**Task input:**
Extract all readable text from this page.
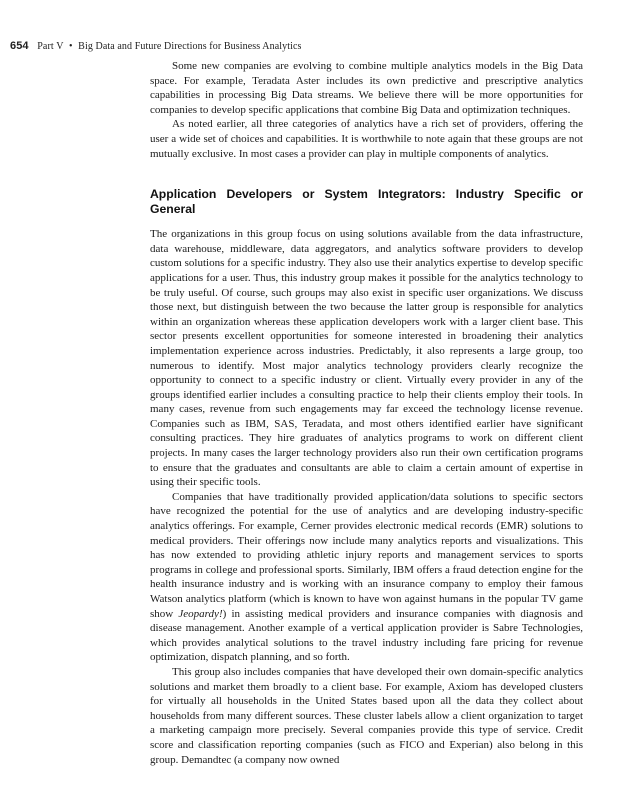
654 Part V • Big Data and Future Directions for Business Analytics

Some new companies are evolving to combine multiple analytics models in the Big Data space. For example, Teradata Aster includes its own predictive and prescriptive analytics capabilities in processing Big Data streams. We believe there will be more opportunities for companies to develop specific applications that combine Big Data and optimization techniques.

As noted earlier, all three categories of analytics have a rich set of providers, offering the user a wide set of choices and capabilities. It is worthwhile to note again that these groups are not mutually exclusive. In most cases a provider can play in multiple components of analytics.

Application Developers or System Integrators: Industry Specific or General

The organizations in this group focus on using solutions available from the data infrastructure, data warehouse, middleware, data aggregators, and analytics software providers to develop custom solutions for a specific industry. They also use their analytics expertise to develop specific applications for a user. Thus, this industry group makes it possible for the analytics technology to be truly useful. Of course, such groups may also exist in specific user organizations. We discuss those next, but distinguish between the two because the latter group is responsible for analytics within an organization whereas these application developers work with a larger client base. This sector presents excellent opportunities for someone interested in broadening their analytics implementation experience across industries. Predictably, it also represents a large group, too numerous to identify. Most major analytics technology providers clearly recognize the opportunity to connect to a specific industry or client. Virtually every provider in any of the groups identified earlier includes a consulting practice to help their clients employ their tools. In many cases, revenue from such engagements may far exceed the technology license revenue. Companies such as IBM, SAS, Teradata, and most others identified earlier have significant consulting practices. They hire graduates of analytics programs to work on different client projects. In many cases the larger technology providers also run their own certification programs to ensure that the graduates and consultants are able to claim a certain amount of expertise in using their specific tools.

Companies that have traditionally provided application/data solutions to specific sectors have recognized the potential for the use of analytics and are developing industry-specific analytics offerings. For example, Cerner provides electronic medical records (EMR) solutions to medical providers. Their offerings now include many analytics reports and visualizations. This has now extended to providing athletic injury reports and management services to sports programs in college and professional sports. Similarly, IBM offers a fraud detection engine for the health insurance industry and is working with an insurance company to employ their famous Watson analytics platform (which is known to have won against humans in the popular TV game show Jeopardy!) in assisting medical providers and insurance companies with diagnosis and disease management. Another example of a vertical application provider is Sabre Technologies, which provides analytical solutions to the travel industry including fare pricing for revenue optimization, dispatch planning, and so forth.

This group also includes companies that have developed their own domain-specific analytics solutions and market them broadly to a client base. For example, Axiom has developed clusters for virtually all households in the United States based upon all the data they collect about households from many different sources. These cluster labels allow a client organization to target a marketing campaign more precisely. Several companies provide this type of service. Credit score and classification reporting companies (such as FICO and Experian) also belong in this group. Demandtec (a company now owned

**Work to be completed:**
Set down the records in full and exactly. Do not carry over any image.

**Response to this task:**
Extract all readable text from this page.
654 Part V • Big Data and Future Directions for Business Analytics

Some new companies are evolving to combine multiple analytics models in the Big Data space. For example, Teradata Aster includes its own predictive and prescriptive analytics capabilities in processing Big Data streams. We believe there will be more opportunities for companies to develop specific applications that combine Big Data and optimization techniques.

As noted earlier, all three categories of analytics have a rich set of providers, offering the user a wide set of choices and capabilities. It is worthwhile to note again that these groups are not mutually exclusive. In most cases a provider can play in multiple components of analytics.

Application Developers or System Integrators: Industry Specific or General

The organizations in this group focus on using solutions available from the data infrastructure, data warehouse, middleware, data aggregators, and analytics software providers to develop custom solutions for a specific industry. They also use their analytics expertise to develop specific applications for a user. Thus, this industry group makes it possible for the analytics technology to be truly useful. Of course, such groups may also exist in specific user organizations. We discuss those next, but distinguish between the two because the latter group is responsible for analytics within an organization whereas these application developers work with a larger client base. This sector presents excellent opportunities for someone interested in broadening their analytics implementation experience across industries. Predictably, it also represents a large group, too numerous to identify. Most major analytics technology providers clearly recognize the opportunity to connect to a specific industry or client. Virtually every provider in any of the groups identified earlier includes a consulting practice to help their clients employ their tools. In many cases, revenue from such engagements may far exceed the technology license revenue. Companies such as IBM, SAS, Teradata, and most others identified earlier have significant consulting practices. They hire graduates of analytics programs to work on different client projects. In many cases the larger technology providers also run their own certification programs to ensure that the graduates and consultants are able to claim a certain amount of expertise in using their specific tools.

Companies that have traditionally provided application/data solutions to specific sectors have recognized the potential for the use of analytics and are developing industry-specific analytics offerings. For example, Cerner provides electronic medical records (EMR) solutions to medical providers. Their offerings now include many analytics reports and visualizations. This has now extended to providing athletic injury reports and management services to sports programs in college and professional sports. Similarly, IBM offers a fraud detection engine for the health insurance industry and is working with an insurance company to employ their famous Watson analytics platform (which is known to have won against humans in the popular TV game show Jeopardy!) in assisting medical providers and insurance companies with diagnosis and disease management. Another example of a vertical application provider is Sabre Technologies, which provides analytical solutions to the travel industry including fare pricing for revenue optimization, dispatch planning, and so forth.

This group also includes companies that have developed their own domain-specific analytics solutions and market them broadly to a client base. For example, Axiom has developed clusters for virtually all households in the United States based upon all the data they collect about households from many different sources. These cluster labels allow a client organization to target a marketing campaign more precisely. Several companies provide this type of service. Credit score and classification reporting companies (such as FICO and Experian) also belong in this group. Demandtec (a company now owned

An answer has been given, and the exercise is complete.